** start of INFORMATION GIVEN **

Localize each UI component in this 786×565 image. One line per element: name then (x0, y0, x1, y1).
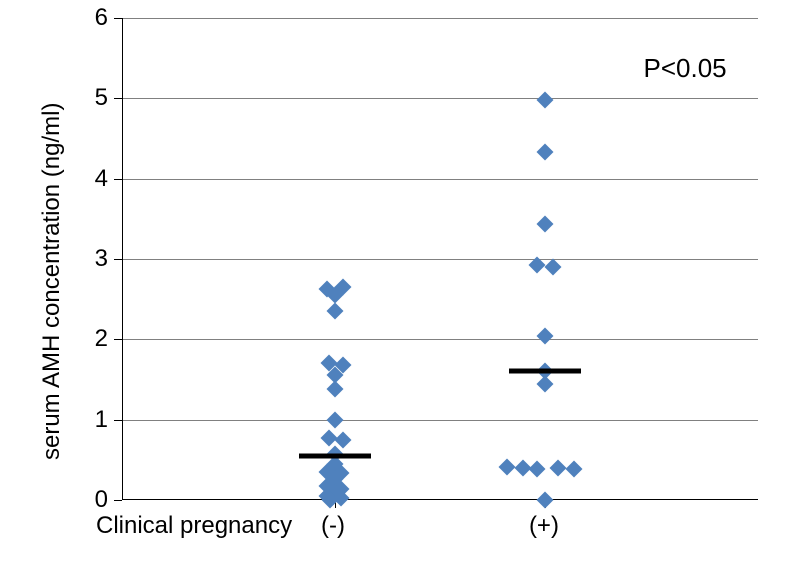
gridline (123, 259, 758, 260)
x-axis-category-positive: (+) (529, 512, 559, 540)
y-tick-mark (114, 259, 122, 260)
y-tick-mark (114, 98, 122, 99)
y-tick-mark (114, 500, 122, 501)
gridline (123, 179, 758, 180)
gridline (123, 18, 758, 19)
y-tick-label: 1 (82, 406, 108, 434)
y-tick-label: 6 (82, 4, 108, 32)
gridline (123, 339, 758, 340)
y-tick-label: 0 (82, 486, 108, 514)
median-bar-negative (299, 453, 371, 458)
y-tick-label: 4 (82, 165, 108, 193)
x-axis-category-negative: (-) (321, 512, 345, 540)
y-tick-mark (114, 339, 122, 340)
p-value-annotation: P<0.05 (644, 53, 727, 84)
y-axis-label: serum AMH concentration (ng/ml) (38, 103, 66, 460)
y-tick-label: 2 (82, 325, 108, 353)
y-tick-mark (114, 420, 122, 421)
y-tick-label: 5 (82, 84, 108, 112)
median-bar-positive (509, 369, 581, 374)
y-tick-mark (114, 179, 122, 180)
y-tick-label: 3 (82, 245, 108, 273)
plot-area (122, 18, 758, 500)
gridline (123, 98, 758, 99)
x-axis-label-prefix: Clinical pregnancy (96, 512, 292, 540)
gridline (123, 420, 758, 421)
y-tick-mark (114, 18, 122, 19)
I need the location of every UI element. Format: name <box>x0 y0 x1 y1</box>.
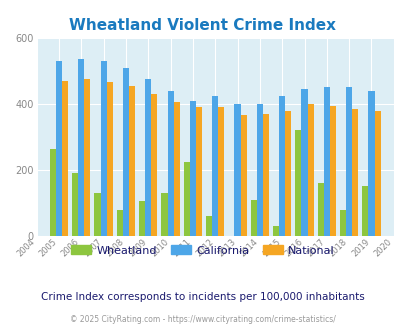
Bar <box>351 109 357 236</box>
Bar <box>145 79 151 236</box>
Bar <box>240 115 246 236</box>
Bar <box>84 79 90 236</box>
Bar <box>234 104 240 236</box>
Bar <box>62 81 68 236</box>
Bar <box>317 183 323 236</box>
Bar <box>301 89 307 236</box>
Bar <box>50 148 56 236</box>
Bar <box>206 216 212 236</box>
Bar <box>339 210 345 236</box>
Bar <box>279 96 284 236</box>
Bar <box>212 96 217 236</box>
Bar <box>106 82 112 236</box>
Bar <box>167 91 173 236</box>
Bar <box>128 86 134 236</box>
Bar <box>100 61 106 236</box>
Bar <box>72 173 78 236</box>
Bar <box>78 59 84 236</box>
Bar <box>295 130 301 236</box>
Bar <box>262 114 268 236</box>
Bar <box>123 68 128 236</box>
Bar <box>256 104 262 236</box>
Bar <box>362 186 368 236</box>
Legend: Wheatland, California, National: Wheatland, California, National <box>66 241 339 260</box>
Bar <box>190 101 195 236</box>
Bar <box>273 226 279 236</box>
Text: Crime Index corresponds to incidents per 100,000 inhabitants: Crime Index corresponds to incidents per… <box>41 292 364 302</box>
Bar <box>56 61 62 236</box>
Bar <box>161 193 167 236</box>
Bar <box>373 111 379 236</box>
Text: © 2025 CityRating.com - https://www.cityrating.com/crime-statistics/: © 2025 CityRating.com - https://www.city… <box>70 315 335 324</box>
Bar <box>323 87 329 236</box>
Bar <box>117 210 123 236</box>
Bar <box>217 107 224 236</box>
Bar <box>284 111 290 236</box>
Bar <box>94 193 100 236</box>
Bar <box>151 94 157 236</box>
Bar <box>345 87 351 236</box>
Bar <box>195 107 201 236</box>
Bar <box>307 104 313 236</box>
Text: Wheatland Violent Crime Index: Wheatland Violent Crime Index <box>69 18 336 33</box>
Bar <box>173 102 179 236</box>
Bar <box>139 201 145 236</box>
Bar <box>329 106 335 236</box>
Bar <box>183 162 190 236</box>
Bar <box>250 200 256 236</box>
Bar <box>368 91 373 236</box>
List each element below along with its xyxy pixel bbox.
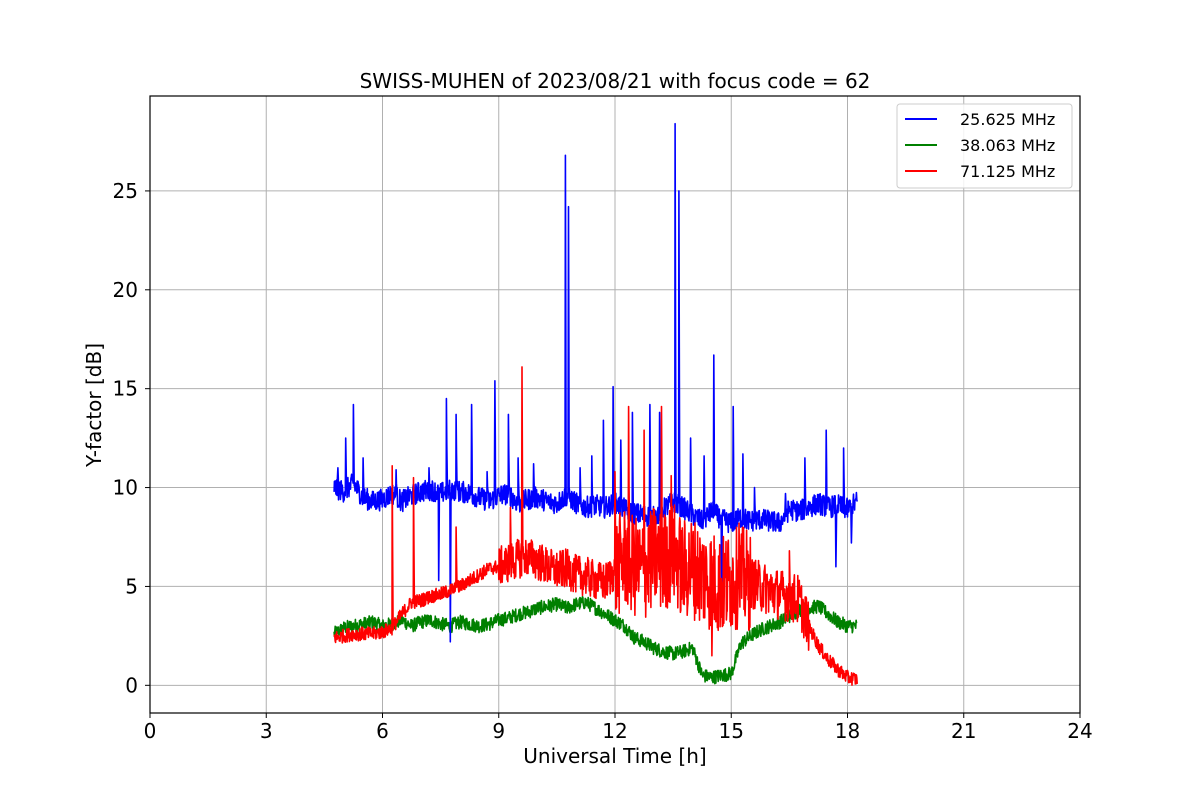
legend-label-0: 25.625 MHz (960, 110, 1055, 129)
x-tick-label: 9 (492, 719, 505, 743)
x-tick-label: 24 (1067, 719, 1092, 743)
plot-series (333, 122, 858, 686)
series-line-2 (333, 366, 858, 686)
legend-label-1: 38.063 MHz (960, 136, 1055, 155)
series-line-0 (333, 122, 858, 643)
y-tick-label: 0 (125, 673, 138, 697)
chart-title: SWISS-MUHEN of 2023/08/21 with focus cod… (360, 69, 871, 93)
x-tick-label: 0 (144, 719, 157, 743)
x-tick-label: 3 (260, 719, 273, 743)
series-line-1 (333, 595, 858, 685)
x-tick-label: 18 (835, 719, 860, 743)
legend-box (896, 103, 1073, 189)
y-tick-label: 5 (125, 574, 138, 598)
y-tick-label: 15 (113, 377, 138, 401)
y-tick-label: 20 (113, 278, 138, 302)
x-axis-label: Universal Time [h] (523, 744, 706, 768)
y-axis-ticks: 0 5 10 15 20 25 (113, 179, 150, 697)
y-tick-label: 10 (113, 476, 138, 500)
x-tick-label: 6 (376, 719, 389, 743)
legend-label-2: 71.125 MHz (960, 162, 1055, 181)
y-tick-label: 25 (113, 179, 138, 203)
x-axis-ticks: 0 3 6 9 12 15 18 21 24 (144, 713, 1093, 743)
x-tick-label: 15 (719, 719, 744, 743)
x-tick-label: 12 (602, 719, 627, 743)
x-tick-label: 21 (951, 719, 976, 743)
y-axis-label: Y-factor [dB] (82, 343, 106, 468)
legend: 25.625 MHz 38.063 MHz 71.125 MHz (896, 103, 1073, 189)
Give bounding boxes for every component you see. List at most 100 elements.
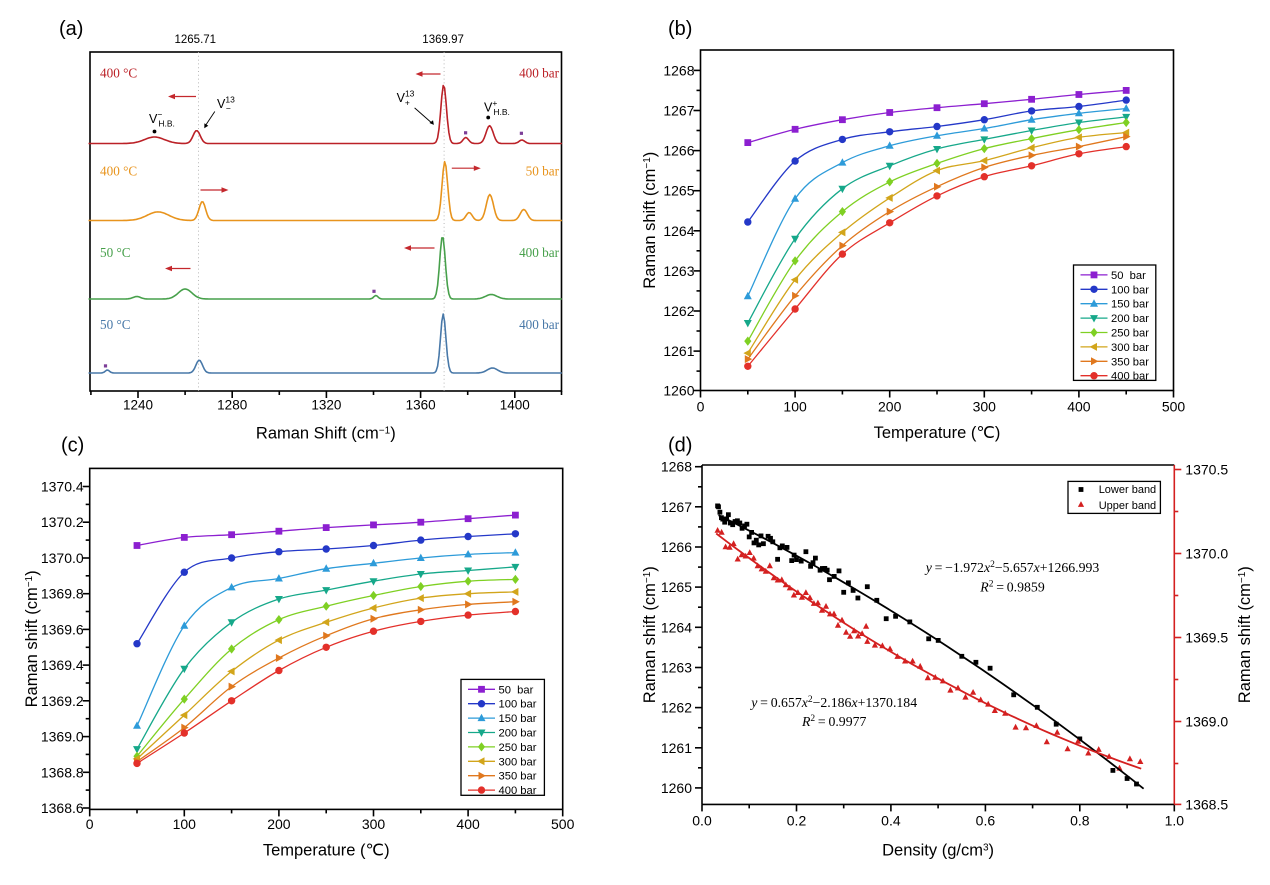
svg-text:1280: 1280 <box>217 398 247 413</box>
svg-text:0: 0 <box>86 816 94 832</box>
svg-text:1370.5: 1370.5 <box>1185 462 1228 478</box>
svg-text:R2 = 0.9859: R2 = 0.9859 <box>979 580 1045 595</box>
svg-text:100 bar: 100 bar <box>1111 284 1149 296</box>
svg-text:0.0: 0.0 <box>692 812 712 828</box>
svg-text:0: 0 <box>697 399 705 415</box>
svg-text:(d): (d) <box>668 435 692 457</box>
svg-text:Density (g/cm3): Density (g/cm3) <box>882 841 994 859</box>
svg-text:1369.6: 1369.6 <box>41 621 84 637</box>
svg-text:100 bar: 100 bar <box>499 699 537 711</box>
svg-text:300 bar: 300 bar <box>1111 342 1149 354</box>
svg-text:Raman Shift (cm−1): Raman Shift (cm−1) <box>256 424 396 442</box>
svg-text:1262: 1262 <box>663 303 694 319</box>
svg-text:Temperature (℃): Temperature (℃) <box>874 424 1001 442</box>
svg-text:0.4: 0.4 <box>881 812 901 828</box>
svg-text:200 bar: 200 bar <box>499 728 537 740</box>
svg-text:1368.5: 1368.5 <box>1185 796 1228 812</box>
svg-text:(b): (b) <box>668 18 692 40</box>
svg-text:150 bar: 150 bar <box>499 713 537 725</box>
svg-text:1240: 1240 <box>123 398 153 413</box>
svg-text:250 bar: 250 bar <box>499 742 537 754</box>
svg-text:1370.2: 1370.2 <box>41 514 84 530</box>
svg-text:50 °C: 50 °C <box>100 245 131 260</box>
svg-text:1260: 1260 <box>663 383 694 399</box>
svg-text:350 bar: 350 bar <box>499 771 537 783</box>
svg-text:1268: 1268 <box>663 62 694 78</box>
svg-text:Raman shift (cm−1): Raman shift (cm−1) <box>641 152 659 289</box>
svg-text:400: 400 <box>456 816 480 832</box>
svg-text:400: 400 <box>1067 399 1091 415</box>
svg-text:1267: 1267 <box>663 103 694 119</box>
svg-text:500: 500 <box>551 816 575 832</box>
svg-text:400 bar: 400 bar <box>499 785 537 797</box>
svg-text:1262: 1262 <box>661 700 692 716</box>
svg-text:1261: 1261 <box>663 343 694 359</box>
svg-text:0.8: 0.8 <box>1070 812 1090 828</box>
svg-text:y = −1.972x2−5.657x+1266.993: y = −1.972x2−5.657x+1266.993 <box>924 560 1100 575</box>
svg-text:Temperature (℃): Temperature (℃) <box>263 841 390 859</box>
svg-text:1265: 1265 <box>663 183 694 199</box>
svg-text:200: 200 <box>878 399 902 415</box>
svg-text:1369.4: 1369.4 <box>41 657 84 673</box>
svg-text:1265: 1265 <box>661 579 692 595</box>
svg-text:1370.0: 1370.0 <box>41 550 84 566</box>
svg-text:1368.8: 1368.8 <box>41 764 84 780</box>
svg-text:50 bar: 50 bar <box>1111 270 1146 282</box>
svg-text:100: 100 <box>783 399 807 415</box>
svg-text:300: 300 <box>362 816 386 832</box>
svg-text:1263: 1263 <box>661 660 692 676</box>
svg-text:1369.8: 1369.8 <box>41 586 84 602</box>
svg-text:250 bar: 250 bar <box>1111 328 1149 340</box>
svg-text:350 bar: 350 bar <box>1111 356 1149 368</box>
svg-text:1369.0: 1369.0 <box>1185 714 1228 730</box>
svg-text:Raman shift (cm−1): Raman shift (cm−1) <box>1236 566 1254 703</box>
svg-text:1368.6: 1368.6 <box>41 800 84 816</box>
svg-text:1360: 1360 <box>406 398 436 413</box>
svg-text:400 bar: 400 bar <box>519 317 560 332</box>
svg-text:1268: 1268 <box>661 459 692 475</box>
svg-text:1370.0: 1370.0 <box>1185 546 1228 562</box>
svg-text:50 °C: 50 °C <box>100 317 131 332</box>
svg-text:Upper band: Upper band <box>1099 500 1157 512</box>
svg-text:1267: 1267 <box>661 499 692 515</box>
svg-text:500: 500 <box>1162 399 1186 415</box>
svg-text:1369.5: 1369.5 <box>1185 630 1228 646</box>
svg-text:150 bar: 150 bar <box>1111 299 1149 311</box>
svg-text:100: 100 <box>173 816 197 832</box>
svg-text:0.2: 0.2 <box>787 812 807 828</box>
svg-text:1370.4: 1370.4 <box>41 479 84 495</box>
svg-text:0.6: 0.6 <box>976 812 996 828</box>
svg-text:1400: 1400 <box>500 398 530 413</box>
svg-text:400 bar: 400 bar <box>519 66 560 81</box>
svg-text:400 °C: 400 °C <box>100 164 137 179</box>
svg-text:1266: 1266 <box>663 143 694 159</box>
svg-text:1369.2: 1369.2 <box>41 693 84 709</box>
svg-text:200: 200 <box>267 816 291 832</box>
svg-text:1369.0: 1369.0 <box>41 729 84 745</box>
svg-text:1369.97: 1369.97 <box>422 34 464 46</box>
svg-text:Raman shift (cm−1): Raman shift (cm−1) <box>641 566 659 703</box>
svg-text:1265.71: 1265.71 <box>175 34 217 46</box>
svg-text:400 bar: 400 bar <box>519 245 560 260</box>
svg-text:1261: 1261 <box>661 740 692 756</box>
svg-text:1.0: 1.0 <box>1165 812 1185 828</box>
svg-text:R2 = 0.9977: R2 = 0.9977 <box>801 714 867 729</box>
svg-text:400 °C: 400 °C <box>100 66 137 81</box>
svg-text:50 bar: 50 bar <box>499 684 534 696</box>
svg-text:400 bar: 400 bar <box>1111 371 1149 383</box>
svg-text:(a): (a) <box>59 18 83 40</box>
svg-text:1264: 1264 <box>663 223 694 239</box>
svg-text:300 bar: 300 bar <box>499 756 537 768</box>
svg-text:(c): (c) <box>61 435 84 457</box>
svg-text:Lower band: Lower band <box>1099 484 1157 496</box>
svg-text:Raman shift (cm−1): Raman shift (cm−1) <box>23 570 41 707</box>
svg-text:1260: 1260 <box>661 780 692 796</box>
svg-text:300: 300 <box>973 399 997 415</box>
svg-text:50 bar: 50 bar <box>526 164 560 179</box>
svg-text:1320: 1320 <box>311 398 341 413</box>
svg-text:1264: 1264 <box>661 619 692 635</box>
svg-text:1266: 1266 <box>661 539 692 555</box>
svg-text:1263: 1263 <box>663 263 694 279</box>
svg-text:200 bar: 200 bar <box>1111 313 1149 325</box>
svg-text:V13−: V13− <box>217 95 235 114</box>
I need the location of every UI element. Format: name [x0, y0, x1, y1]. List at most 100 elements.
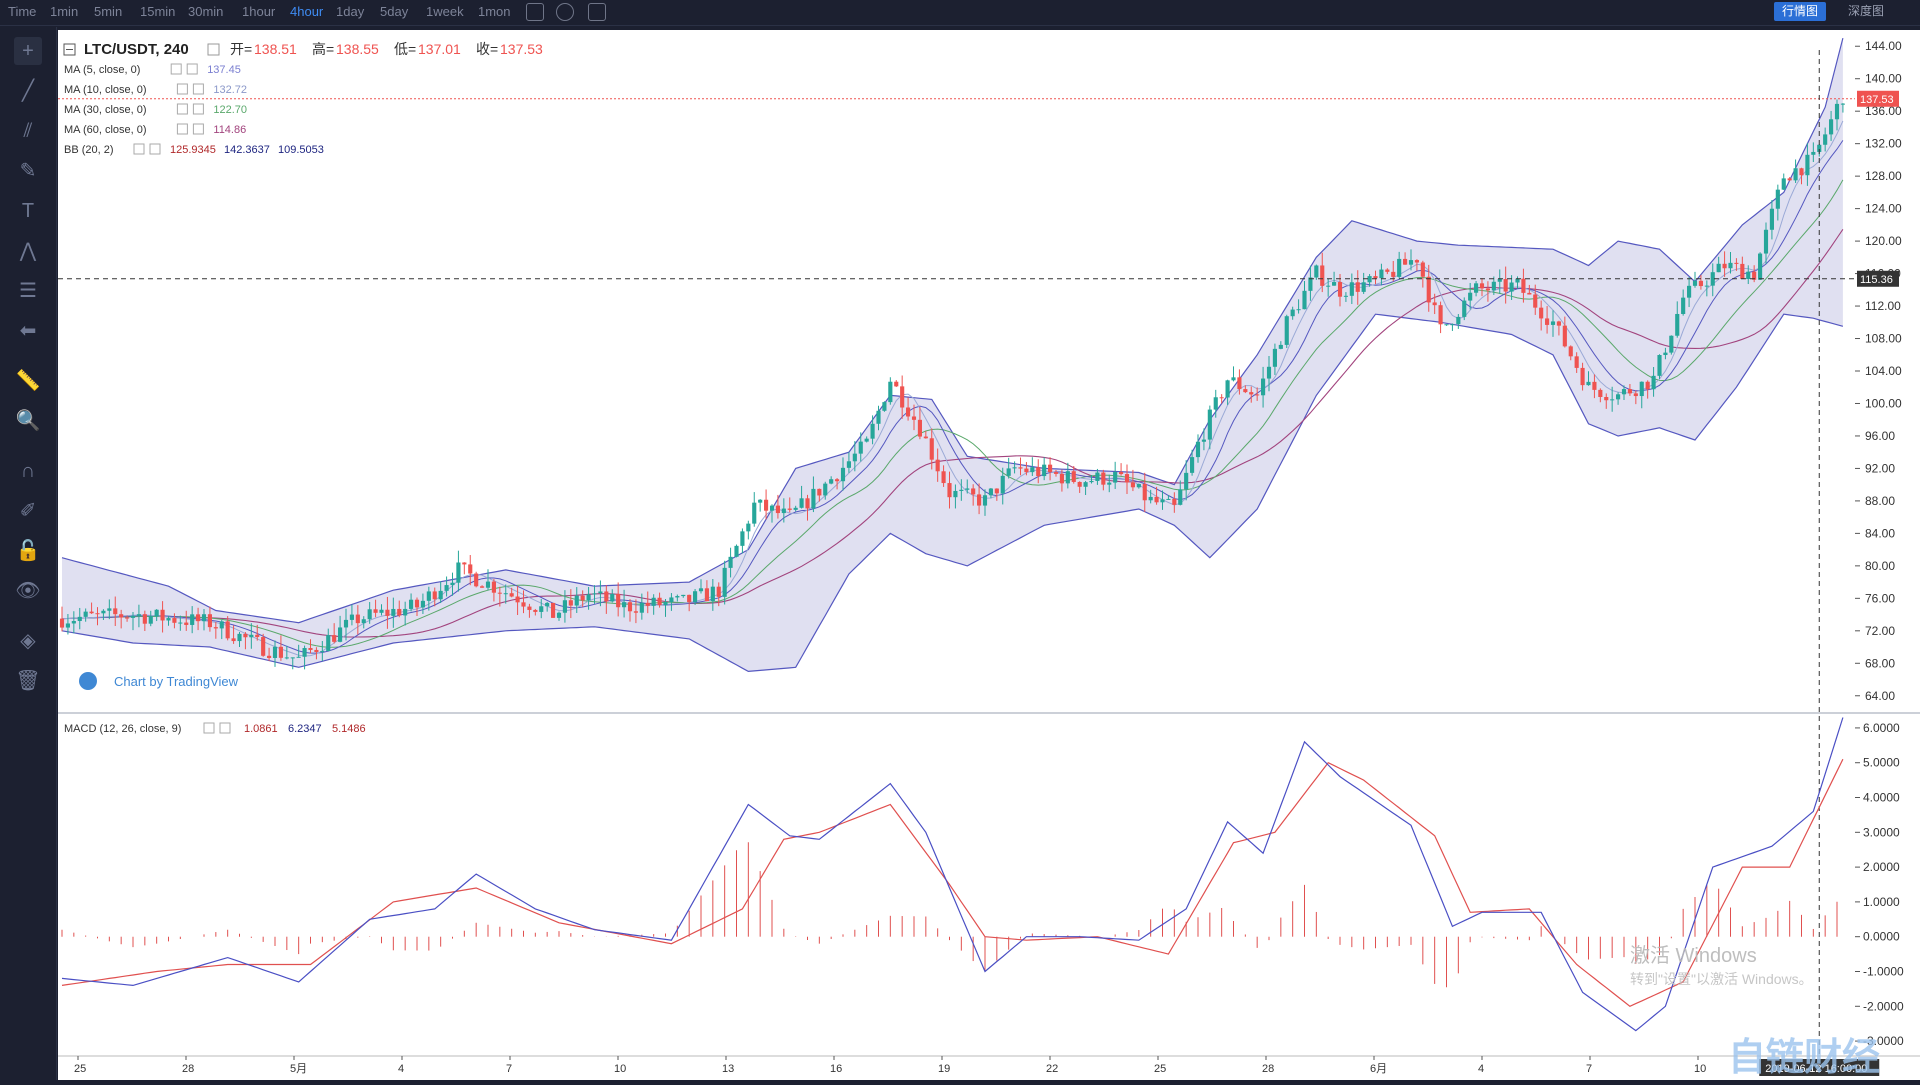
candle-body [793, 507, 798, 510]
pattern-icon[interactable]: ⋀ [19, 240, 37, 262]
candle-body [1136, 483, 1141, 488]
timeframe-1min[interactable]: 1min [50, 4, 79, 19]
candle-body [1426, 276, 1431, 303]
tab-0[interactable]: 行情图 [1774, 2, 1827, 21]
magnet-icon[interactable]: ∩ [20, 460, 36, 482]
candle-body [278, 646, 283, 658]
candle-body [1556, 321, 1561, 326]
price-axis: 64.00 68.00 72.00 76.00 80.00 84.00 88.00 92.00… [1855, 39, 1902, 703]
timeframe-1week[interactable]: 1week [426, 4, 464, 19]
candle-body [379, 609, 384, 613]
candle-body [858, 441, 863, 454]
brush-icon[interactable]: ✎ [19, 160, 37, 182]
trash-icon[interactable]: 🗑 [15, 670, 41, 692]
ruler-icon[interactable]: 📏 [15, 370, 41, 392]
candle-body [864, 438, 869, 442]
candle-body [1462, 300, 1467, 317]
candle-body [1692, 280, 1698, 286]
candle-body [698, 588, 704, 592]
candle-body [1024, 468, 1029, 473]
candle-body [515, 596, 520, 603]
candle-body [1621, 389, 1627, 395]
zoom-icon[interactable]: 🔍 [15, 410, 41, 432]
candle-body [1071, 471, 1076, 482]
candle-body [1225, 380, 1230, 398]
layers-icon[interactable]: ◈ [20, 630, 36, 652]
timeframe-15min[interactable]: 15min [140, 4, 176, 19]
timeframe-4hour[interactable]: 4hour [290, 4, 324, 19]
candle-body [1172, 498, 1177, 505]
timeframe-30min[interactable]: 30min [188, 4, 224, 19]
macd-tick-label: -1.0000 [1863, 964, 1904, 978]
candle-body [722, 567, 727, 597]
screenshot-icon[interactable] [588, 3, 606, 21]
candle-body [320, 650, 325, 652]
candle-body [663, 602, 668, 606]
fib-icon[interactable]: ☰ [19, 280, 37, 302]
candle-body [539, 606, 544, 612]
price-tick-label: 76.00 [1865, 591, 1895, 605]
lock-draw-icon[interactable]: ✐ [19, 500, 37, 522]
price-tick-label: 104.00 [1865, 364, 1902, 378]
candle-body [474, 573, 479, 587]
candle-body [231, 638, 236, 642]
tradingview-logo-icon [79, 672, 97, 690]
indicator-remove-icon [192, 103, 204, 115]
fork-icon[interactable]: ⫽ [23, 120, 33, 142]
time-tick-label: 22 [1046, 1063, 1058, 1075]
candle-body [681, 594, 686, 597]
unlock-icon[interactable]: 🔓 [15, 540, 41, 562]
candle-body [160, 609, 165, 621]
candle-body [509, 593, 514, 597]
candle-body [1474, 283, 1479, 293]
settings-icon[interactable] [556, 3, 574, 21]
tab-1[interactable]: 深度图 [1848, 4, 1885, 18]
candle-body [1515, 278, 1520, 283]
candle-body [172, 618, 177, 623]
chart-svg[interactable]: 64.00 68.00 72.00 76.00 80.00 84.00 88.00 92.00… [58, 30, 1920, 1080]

** end of INFORMATION GIVEN **

— TO DO —
In the lines from the one with "gridline (123, 259, 758, 260)" to the one with "y-tick-label: 1 (82, 406, 108, 434)", rename "gridline" to "grid-line" and leave everything else unchanged. Give back only those lines.

— SOLVED PROBLEM —
grid-line (123, 259, 758, 260)
x-axis-category-positive: (+) (529, 512, 559, 540)
y-tick-mark (114, 259, 122, 260)
y-tick-mark (114, 98, 122, 99)
y-tick-mark (114, 500, 122, 501)
grid-line (123, 179, 758, 180)
grid-line (123, 18, 758, 19)
y-tick-label: 1 (82, 406, 108, 434)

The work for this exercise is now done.